*GIVEN INFORMATION:*
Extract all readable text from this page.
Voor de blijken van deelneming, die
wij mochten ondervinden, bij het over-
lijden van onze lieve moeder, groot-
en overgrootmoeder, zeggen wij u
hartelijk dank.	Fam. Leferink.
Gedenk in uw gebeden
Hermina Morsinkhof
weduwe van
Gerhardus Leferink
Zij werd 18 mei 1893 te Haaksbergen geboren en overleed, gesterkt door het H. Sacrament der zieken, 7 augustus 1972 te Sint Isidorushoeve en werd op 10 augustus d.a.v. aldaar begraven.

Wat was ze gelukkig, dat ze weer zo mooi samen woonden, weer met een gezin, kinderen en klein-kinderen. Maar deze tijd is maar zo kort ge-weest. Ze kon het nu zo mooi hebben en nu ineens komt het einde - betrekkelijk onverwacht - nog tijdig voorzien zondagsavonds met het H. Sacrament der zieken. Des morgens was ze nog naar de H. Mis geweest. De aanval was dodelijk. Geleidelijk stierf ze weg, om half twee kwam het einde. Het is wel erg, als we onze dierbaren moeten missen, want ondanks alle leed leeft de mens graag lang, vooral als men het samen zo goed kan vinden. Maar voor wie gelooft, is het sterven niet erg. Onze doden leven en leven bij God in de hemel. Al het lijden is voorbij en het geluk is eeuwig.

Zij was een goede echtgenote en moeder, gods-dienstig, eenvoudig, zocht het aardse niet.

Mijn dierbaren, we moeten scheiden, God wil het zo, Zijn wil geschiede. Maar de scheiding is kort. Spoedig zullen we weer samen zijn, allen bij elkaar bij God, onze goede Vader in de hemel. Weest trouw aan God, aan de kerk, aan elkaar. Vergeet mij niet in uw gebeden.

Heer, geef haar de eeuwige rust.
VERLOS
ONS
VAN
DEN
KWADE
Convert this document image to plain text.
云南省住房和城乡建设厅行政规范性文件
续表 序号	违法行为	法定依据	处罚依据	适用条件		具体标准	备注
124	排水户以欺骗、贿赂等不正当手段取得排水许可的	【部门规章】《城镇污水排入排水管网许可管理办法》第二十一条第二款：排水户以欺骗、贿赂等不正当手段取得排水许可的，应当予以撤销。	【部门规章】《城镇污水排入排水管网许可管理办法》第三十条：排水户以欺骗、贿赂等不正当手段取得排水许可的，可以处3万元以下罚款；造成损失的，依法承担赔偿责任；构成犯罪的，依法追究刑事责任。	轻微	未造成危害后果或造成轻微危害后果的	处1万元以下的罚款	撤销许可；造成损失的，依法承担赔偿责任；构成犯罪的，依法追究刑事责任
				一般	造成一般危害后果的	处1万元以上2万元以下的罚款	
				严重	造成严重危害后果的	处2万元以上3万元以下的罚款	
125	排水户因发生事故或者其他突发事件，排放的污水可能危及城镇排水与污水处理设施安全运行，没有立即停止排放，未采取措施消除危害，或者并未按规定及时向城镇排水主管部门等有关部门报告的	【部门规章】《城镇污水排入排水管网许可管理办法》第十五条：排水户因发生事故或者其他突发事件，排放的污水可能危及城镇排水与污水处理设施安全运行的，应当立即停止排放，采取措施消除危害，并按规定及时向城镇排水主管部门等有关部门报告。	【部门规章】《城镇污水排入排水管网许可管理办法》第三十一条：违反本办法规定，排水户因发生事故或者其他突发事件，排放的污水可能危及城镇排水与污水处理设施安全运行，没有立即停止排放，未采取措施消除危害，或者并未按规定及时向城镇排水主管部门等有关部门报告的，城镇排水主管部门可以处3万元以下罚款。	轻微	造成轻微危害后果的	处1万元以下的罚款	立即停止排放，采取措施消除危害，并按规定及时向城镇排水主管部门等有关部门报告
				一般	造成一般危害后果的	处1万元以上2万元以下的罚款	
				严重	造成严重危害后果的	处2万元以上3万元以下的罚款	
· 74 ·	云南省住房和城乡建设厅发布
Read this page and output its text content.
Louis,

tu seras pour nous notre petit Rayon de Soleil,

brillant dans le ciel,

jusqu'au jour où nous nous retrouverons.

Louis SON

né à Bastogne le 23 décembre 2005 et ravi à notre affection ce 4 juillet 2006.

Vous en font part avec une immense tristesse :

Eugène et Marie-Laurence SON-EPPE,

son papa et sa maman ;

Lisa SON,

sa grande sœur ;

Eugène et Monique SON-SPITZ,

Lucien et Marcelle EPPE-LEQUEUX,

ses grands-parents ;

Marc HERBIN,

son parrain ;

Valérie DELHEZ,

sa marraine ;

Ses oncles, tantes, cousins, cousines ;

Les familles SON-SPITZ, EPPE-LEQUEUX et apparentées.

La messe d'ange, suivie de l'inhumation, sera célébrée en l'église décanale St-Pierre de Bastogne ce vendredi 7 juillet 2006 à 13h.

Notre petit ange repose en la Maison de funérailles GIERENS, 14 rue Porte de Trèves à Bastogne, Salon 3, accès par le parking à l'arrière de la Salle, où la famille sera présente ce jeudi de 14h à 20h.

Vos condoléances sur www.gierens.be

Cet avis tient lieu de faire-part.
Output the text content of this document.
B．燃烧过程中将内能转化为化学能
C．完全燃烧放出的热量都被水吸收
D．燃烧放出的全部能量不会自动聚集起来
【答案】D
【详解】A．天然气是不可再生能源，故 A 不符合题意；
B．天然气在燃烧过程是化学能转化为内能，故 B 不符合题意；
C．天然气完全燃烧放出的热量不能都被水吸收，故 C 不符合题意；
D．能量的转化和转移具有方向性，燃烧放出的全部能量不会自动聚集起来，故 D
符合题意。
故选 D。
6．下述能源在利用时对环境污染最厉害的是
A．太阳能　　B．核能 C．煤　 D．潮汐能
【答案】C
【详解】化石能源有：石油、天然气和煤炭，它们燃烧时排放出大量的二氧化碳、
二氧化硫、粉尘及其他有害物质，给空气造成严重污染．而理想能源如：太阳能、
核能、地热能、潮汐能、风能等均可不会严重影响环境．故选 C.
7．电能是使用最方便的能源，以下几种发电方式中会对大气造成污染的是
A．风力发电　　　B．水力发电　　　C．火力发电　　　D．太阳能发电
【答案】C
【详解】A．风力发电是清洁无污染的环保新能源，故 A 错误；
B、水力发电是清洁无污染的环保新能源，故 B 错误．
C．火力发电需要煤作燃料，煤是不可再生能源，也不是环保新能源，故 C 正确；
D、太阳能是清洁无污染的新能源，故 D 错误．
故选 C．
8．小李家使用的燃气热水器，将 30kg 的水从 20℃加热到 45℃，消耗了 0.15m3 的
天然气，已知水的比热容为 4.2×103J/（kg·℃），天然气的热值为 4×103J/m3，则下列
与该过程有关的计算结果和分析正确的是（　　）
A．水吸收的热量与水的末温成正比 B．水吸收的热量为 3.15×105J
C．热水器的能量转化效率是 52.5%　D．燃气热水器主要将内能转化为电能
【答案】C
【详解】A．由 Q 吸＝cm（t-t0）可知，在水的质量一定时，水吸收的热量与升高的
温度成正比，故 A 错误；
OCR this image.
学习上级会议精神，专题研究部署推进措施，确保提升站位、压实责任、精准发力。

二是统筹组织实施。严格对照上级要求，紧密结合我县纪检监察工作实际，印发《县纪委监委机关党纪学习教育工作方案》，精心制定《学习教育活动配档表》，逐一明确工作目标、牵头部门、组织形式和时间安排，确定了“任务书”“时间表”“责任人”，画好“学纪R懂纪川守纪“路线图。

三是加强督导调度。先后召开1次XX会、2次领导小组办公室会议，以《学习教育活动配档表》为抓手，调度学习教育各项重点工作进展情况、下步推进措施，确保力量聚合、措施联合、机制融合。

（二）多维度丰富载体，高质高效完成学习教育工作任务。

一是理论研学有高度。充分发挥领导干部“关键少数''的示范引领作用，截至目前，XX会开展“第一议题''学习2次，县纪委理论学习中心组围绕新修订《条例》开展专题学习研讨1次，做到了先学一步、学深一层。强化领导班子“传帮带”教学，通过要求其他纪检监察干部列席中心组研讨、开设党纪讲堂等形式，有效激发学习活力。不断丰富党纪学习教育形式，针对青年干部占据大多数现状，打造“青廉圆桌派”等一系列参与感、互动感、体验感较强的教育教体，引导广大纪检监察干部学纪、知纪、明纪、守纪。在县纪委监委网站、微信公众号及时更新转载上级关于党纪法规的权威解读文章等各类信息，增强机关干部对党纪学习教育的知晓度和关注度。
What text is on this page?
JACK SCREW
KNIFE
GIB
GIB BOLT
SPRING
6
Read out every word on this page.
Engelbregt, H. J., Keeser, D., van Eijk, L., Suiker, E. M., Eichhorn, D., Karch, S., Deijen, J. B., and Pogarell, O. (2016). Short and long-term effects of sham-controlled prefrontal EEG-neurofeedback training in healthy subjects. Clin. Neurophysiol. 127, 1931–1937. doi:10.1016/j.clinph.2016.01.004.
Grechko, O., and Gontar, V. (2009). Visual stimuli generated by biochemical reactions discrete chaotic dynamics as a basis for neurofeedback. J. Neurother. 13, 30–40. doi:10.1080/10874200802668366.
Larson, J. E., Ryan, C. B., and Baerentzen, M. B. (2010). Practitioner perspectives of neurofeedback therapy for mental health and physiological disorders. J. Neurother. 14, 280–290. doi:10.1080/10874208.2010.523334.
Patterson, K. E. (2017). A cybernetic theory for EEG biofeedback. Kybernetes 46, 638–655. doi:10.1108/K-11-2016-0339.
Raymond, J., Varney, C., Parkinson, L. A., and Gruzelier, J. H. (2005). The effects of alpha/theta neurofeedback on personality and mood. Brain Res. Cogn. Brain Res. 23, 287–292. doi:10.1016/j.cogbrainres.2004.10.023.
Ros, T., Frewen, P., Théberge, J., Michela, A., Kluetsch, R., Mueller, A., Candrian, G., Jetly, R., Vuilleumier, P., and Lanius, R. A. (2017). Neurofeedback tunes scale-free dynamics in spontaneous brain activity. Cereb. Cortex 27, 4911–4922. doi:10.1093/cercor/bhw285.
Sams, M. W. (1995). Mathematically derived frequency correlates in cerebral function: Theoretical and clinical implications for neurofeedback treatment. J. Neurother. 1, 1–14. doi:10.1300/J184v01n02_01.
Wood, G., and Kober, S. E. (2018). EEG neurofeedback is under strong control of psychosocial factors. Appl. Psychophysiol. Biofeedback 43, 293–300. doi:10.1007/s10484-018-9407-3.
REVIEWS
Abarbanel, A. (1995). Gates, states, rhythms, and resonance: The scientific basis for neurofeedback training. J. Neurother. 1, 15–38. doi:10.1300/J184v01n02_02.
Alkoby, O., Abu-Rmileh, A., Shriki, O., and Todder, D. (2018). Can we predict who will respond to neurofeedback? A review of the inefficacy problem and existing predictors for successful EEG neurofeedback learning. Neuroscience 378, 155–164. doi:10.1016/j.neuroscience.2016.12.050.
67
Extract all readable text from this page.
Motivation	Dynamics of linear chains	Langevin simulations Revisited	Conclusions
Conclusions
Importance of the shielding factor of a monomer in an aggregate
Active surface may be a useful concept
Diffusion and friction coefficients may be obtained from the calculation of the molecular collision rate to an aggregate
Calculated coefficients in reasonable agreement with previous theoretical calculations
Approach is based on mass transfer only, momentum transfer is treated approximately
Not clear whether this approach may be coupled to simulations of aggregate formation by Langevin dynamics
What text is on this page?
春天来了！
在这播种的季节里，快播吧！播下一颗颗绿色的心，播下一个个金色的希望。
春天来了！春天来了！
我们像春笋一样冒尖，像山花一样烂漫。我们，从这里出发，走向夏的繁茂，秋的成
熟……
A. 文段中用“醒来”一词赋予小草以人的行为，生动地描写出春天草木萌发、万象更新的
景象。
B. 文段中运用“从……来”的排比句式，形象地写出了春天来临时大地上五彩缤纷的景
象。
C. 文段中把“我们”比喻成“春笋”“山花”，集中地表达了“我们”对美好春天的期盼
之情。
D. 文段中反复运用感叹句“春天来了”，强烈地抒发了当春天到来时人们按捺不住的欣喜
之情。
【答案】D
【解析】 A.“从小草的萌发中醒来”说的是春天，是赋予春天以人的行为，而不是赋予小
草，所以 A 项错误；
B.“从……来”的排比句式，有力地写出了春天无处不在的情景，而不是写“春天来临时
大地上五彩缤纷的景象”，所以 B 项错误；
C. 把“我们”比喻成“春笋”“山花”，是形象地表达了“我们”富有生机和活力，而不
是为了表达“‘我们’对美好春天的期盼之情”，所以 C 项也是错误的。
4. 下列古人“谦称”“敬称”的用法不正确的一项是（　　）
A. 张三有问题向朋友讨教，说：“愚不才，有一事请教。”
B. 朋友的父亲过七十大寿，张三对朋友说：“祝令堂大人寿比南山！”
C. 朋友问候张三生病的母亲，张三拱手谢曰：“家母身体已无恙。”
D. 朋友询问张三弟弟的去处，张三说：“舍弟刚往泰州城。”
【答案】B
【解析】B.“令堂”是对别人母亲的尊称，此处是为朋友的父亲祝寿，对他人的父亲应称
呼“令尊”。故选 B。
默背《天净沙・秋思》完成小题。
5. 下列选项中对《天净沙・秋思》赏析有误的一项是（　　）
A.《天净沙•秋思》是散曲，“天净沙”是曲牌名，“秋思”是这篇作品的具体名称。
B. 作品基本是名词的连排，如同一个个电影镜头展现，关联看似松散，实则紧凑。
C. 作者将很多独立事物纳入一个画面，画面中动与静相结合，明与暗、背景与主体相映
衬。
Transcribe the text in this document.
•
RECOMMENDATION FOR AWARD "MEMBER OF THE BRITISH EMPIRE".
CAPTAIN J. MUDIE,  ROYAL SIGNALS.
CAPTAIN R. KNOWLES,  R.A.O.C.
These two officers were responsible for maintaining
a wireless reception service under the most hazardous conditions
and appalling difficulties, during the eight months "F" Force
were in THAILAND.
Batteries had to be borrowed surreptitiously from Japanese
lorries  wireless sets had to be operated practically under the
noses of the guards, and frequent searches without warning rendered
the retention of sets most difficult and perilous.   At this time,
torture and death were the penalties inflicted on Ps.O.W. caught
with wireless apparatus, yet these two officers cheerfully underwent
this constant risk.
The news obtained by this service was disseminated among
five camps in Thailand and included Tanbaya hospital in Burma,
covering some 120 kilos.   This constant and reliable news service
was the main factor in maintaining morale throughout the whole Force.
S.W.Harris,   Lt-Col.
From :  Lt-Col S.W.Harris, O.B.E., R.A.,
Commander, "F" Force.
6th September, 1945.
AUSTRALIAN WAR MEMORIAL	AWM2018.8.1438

*INSTRUCTION:*
Pull out each line containing the word "simulations" and copy it.

*EXERCISE RESPONSE:*
Motivation	Dynamics of linear chains	Langevin simulations Revisited	Conclusions
Not clear whether this approach may be coupled to simulations of aggregate formation by Langevin dynamics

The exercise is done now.